» DATASET EXCERPTS
## Start
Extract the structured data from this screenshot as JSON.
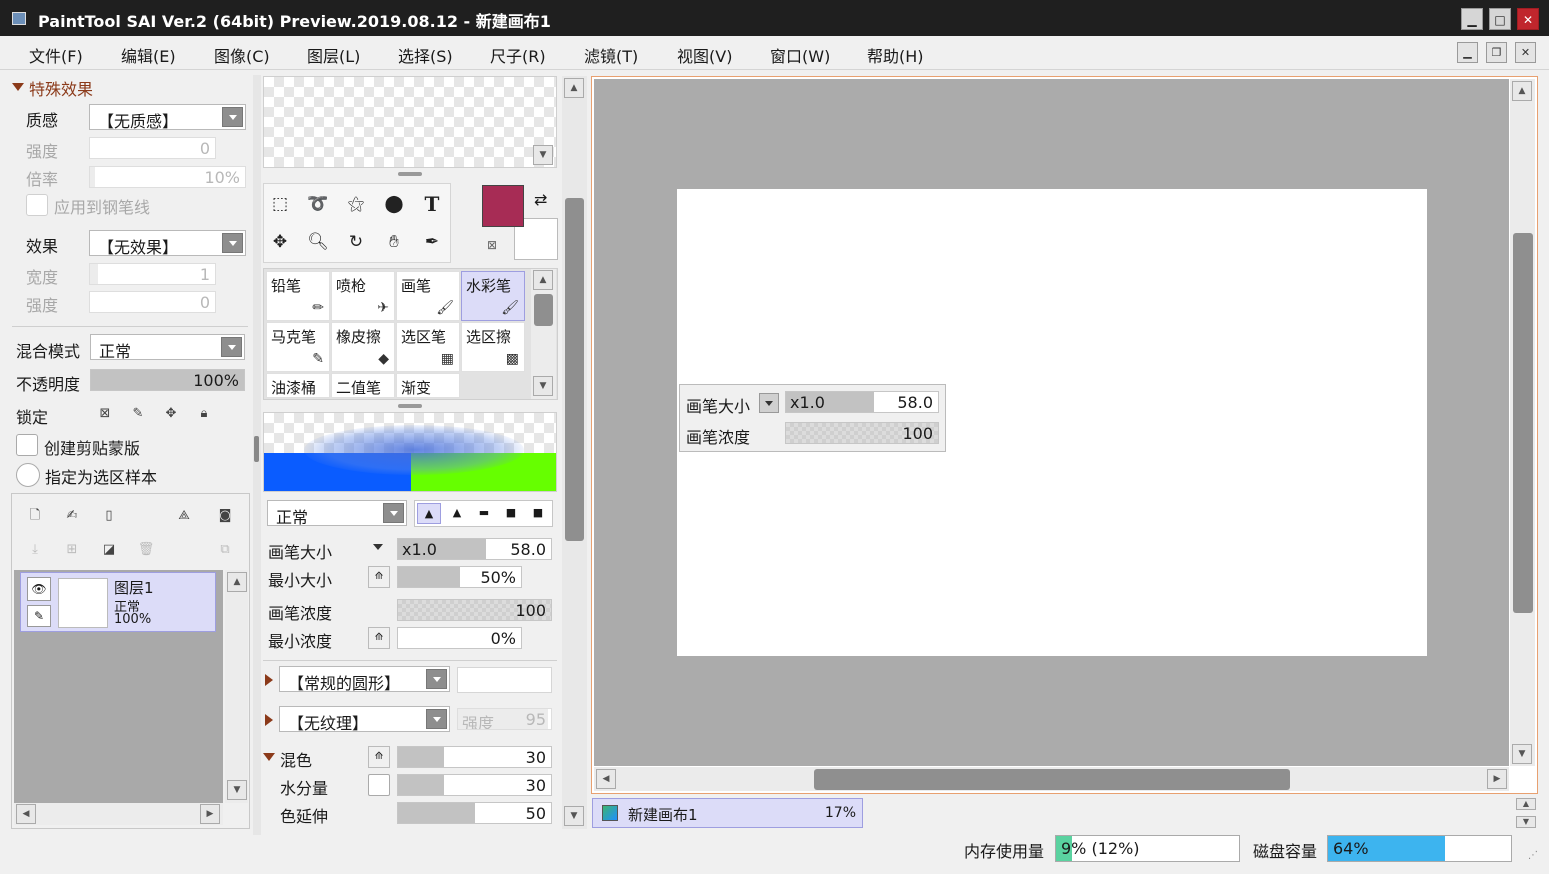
{
  "window": {
    "title": "PaintTool SAI Ver.2 (64bit) Preview.2019.08.12 - 新建画布1"
  },
  "menu": [
    "文件(F)",
    "编辑(E)",
    "图像(C)",
    "图层(L)",
    "选择(S)",
    "尺子(R)",
    "滤镜(T)",
    "视图(V)",
    "窗口(W)",
    "帮助(H)"
  ],
  "effects": {
    "section": "特殊效果",
    "texture_label": "质感",
    "texture_value": "【无质感】",
    "strength_label": "强度",
    "strength_value": "0",
    "rate_label": "倍率",
    "rate_value": "10%",
    "apply_pen_label": "应用到钢笔线",
    "effect_label": "效果",
    "effect_value": "【无效果】",
    "width_label": "宽度",
    "width_value": "1",
    "strength2_label": "强度",
    "strength2_value": "0"
  },
  "layerprops": {
    "blend_label": "混合模式",
    "blend_value": "正常",
    "opacity_label": "不透明度",
    "opacity_value": "100%",
    "opacity": 1.0,
    "lock_label": "锁定",
    "clip_label": "创建剪贴蒙版",
    "selsrc_label": "指定为选区样本"
  },
  "layers": [
    {
      "name": "图层1",
      "mode": "正常",
      "opacity": "100%"
    }
  ],
  "colors": {
    "primary": "#a72c55",
    "secondary": "#ffffff",
    "accent_blue": "#0a5cff",
    "accent_green": "#66ff00",
    "close_red": "#c0262d"
  },
  "brushes": [
    {
      "name": "铅笔",
      "icon": "pencil-icon"
    },
    {
      "name": "喷枪",
      "icon": "airbrush-icon"
    },
    {
      "name": "画笔",
      "icon": "brush-icon"
    },
    {
      "name": "水彩笔",
      "icon": "watercolor-icon",
      "selected": true
    },
    {
      "name": "马克笔",
      "icon": "marker-icon"
    },
    {
      "name": "橡皮擦",
      "icon": "eraser-icon"
    },
    {
      "name": "选区笔",
      "icon": "selpen-icon"
    },
    {
      "name": "选区擦",
      "icon": "selerase-icon"
    },
    {
      "name": "油漆桶",
      "icon": "bucket-icon"
    },
    {
      "name": "二值笔",
      "icon": "binary-pen-icon"
    },
    {
      "name": "渐变",
      "icon": "gradient-icon"
    }
  ],
  "brushsettings": {
    "mode_value": "正常",
    "size_label": "画笔大小",
    "size_mult": "x1.0",
    "size_value": "58.0",
    "minsize_label": "最小大小",
    "minsize_value": "50%",
    "minsize": 0.5,
    "density_label": "画笔浓度",
    "density_value": "100",
    "mindensity_label": "最小浓度",
    "mindensity_value": "0%",
    "shape_value": "【常规的圆形】",
    "texture_value": "【无纹理】",
    "texture_strength_label": "强度",
    "texture_strength_value": "95",
    "mix_label": "混色",
    "mix_value": "30",
    "mix": 0.3,
    "water_label": "水分量",
    "water_value": "30",
    "water": 0.3,
    "stretch_label": "色延伸",
    "stretch_value": "50",
    "stretch": 0.5
  },
  "canvas": {
    "tab_name": "新建画布1",
    "zoom": "17%"
  },
  "overlay": {
    "size_label": "画笔大小",
    "size_mult": "x1.0",
    "size_value": "58.0",
    "density_label": "画笔浓度",
    "density_value": "100"
  },
  "status": {
    "memory_label": "内存使用量",
    "memory_value": "9% (12%)",
    "memory": 0.09,
    "disk_label": "磁盘容量",
    "disk_value": "64%",
    "disk": 0.64
  }
}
## End
» TASK BRIEF
Copy all the records above exactly, but leave out the pictures.

» FINISHED ANSWER
Extract the structured data from this screenshot as JSON.
{
  "window": {
    "title": "PaintTool SAI Ver.2 (64bit) Preview.2019.08.12 - 新建画布1"
  },
  "menu": [
    "文件(F)",
    "编辑(E)",
    "图像(C)",
    "图层(L)",
    "选择(S)",
    "尺子(R)",
    "滤镜(T)",
    "视图(V)",
    "窗口(W)",
    "帮助(H)"
  ],
  "effects": {
    "section": "特殊效果",
    "texture_label": "质感",
    "texture_value": "【无质感】",
    "strength_label": "强度",
    "strength_value": "0",
    "rate_label": "倍率",
    "rate_value": "10%",
    "apply_pen_label": "应用到钢笔线",
    "effect_label": "效果",
    "effect_value": "【无效果】",
    "width_label": "宽度",
    "width_value": "1",
    "strength2_label": "强度",
    "strength2_value": "0"
  },
  "layerprops": {
    "blend_label": "混合模式",
    "blend_value": "正常",
    "opacity_label": "不透明度",
    "opacity_value": "100%",
    "opacity": 1.0,
    "lock_label": "锁定",
    "clip_label": "创建剪贴蒙版",
    "selsrc_label": "指定为选区样本"
  },
  "layers": [
    {
      "name": "图层1",
      "mode": "正常",
      "opacity": "100%"
    }
  ],
  "colors": {
    "primary": "#a72c55",
    "secondary": "#ffffff",
    "accent_blue": "#0a5cff",
    "accent_green": "#66ff00",
    "close_red": "#c0262d"
  },
  "brushes": [
    {
      "name": "铅笔",
      "icon": "pencil-icon"
    },
    {
      "name": "喷枪",
      "icon": "airbrush-icon"
    },
    {
      "name": "画笔",
      "icon": "brush-icon"
    },
    {
      "name": "水彩笔",
      "icon": "watercolor-icon",
      "selected": true
    },
    {
      "name": "马克笔",
      "icon": "marker-icon"
    },
    {
      "name": "橡皮擦",
      "icon": "eraser-icon"
    },
    {
      "name": "选区笔",
      "icon": "selpen-icon"
    },
    {
      "name": "选区擦",
      "icon": "selerase-icon"
    },
    {
      "name": "油漆桶",
      "icon": "bucket-icon"
    },
    {
      "name": "二值笔",
      "icon": "binary-pen-icon"
    },
    {
      "name": "渐变",
      "icon": "gradient-icon"
    }
  ],
  "brushsettings": {
    "mode_value": "正常",
    "size_label": "画笔大小",
    "size_mult": "x1.0",
    "size_value": "58.0",
    "minsize_label": "最小大小",
    "minsize_value": "50%",
    "minsize": 0.5,
    "density_label": "画笔浓度",
    "density_value": "100",
    "mindensity_label": "最小浓度",
    "mindensity_value": "0%",
    "shape_value": "【常规的圆形】",
    "texture_value": "【无纹理】",
    "texture_strength_label": "强度",
    "texture_strength_value": "95",
    "mix_label": "混色",
    "mix_value": "30",
    "mix": 0.3,
    "water_label": "水分量",
    "water_value": "30",
    "water": 0.3,
    "stretch_label": "色延伸",
    "stretch_value": "50",
    "stretch": 0.5
  },
  "canvas": {
    "tab_name": "新建画布1",
    "zoom": "17%"
  },
  "overlay": {
    "size_label": "画笔大小",
    "size_mult": "x1.0",
    "size_value": "58.0",
    "density_label": "画笔浓度",
    "density_value": "100"
  },
  "status": {
    "memory_label": "内存使用量",
    "memory_value": "9% (12%)",
    "memory": 0.09,
    "disk_label": "磁盘容量",
    "disk_value": "64%",
    "disk": 0.64
  }
}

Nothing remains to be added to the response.